**STORED ROWS**
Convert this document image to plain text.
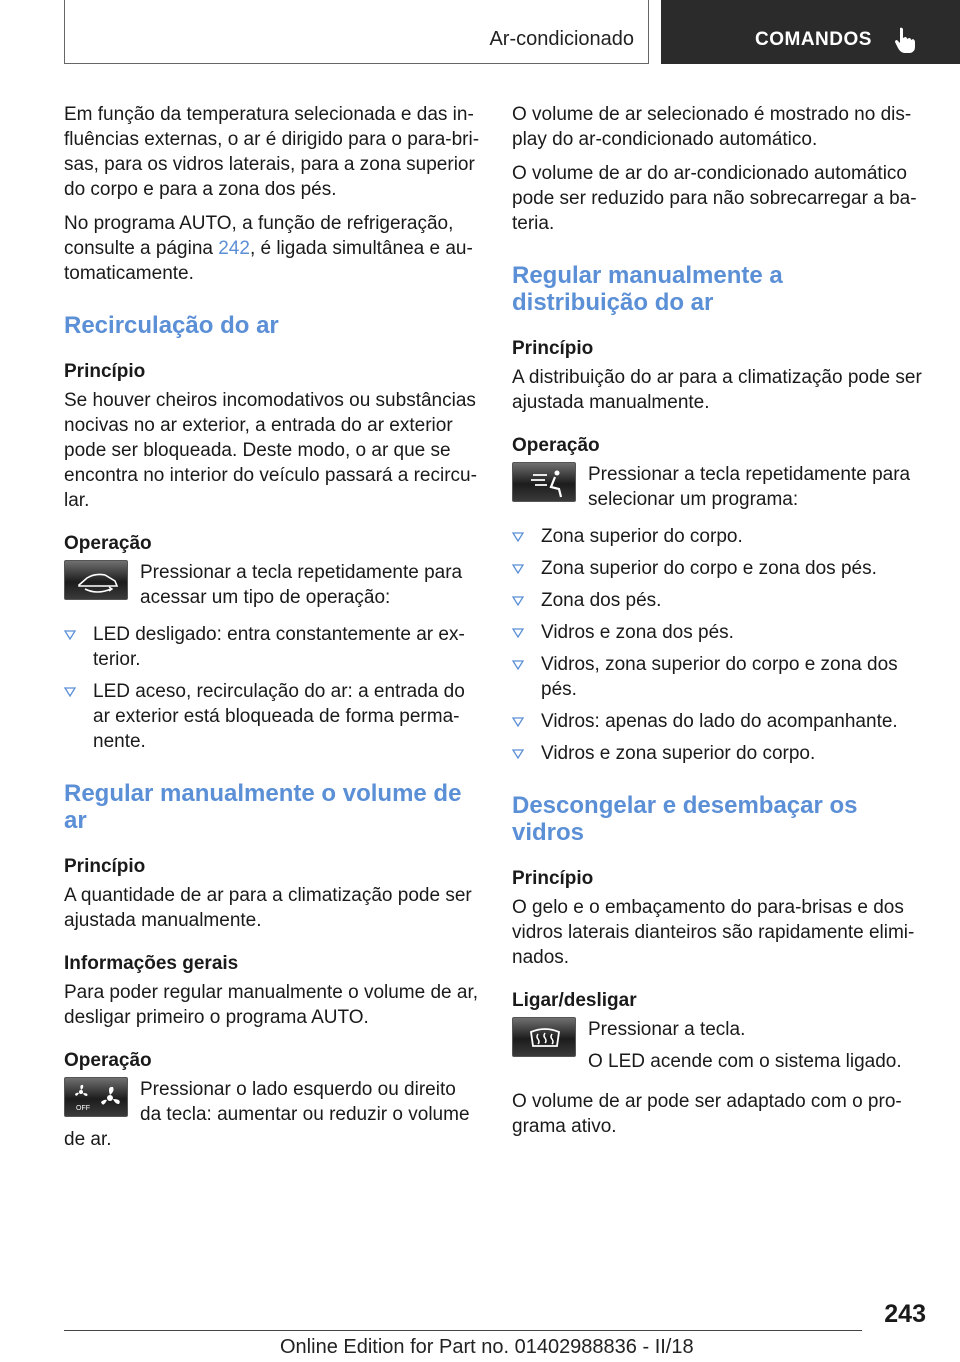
Ar-condicionado	COMANDOS

Em função da temperatura selecionada e das in-fluências externas, o ar é dirigido para o para-bri-sas, para os vidros laterais, para a zona superior do corpo e para a zona dos pés.

No programa AUTO, a função de refrigeração, consulte a página 242, é ligada simultânea e au-tomaticamente.

Recirculação do ar
Princípio

Se houver cheiros incomodativos ou substâncias nocivas no ar exterior, a entrada do ar exterior pode ser bloqueada. Deste modo, o ar que se encontra no interior do veículo passará a recircu-lar.

Operação
Pressionar a tecla repetidamente para acessar um tipo de operação:
LED desligado: entra constantemente ar ex-terior.
LED aceso, recirculação do ar: a entrada do ar exterior está bloqueada de forma perma-nente.
Regular manualmente o volume de ar
Princípio

A quantidade de ar para a climatização pode ser ajustada manualmente.

Informações gerais

Para poder regular manualmente o volume de ar, desligar primeiro o programa AUTO.

Operação
OFF
Pressionar o lado esquerdo ou direito da tecla: aumentar ou reduzir o volume de ar.

O volume de ar selecionado é mostrado no dis-play do ar-condicionado automático.

O volume de ar do ar-condicionado automático pode ser reduzido para não sobrecarregar a ba-teria.

Regular manualmente a distribuição do ar
Princípio

A distribuição do ar para a climatização pode ser ajustada manualmente.

Operação
Pressionar a tecla repetidamente para selecionar um programa:
Zona superior do corpo.
Zona superior do corpo e zona dos pés.
Zona dos pés.
Vidros e zona dos pés.
Vidros, zona superior do corpo e zona dos pés.
Vidros: apenas do lado do acompanhante.
Vidros e zona superior do corpo.
Descongelar e desembaçar os vidros
Princípio

O gelo e o embaçamento do para-brisas e dos vidros laterais dianteiros são rapidamente elimi-nados.

Ligar/desligar

Pressionar a tecla.

O LED acende com o sistema ligado.

O volume de ar pode ser adaptado com o pro-grama ativo.

243
Online Edition for Part no. 01402988836 - II/18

**WRITTEN PROBLEM**
Transcribe each line above verbatim, with the pictures left out.

**ANSWER TO THE EXERCISE**
Convert this document image to plain text.
Ar-condicionado	COMANDOS

Em função da temperatura selecionada e das in-fluências externas, o ar é dirigido para o para-bri-sas, para os vidros laterais, para a zona superior do corpo e para a zona dos pés.

No programa AUTO, a função de refrigeração, consulte a página 242, é ligada simultânea e au-tomaticamente.

Recirculação do ar
Princípio

Se houver cheiros incomodativos ou substâncias nocivas no ar exterior, a entrada do ar exterior pode ser bloqueada. Deste modo, o ar que se encontra no interior do veículo passará a recircu-lar.

Operação
Pressionar a tecla repetidamente para acessar um tipo de operação:
LED desligado: entra constantemente ar ex-terior.
LED aceso, recirculação do ar: a entrada do ar exterior está bloqueada de forma perma-nente.
Regular manualmente o volume de ar
Princípio

A quantidade de ar para a climatização pode ser ajustada manualmente.

Informações gerais

Para poder regular manualmente o volume de ar, desligar primeiro o programa AUTO.

Operação
OFF
Pressionar o lado esquerdo ou direito da tecla: aumentar ou reduzir o volume de ar.

O volume de ar selecionado é mostrado no dis-play do ar-condicionado automático.

O volume de ar do ar-condicionado automático pode ser reduzido para não sobrecarregar a ba-teria.

Regular manualmente a distribuição do ar
Princípio

A distribuição do ar para a climatização pode ser ajustada manualmente.

Operação
Pressionar a tecla repetidamente para selecionar um programa:
Zona superior do corpo.
Zona superior do corpo e zona dos pés.
Zona dos pés.
Vidros e zona dos pés.
Vidros, zona superior do corpo e zona dos pés.
Vidros: apenas do lado do acompanhante.
Vidros e zona superior do corpo.
Descongelar e desembaçar os vidros
Princípio

O gelo e o embaçamento do para-brisas e dos vidros laterais dianteiros são rapidamente elimi-nados.

Ligar/desligar

Pressionar a tecla.

O LED acende com o sistema ligado.

O volume de ar pode ser adaptado com o pro-grama ativo.

243
Online Edition for Part no. 01402988836 - II/18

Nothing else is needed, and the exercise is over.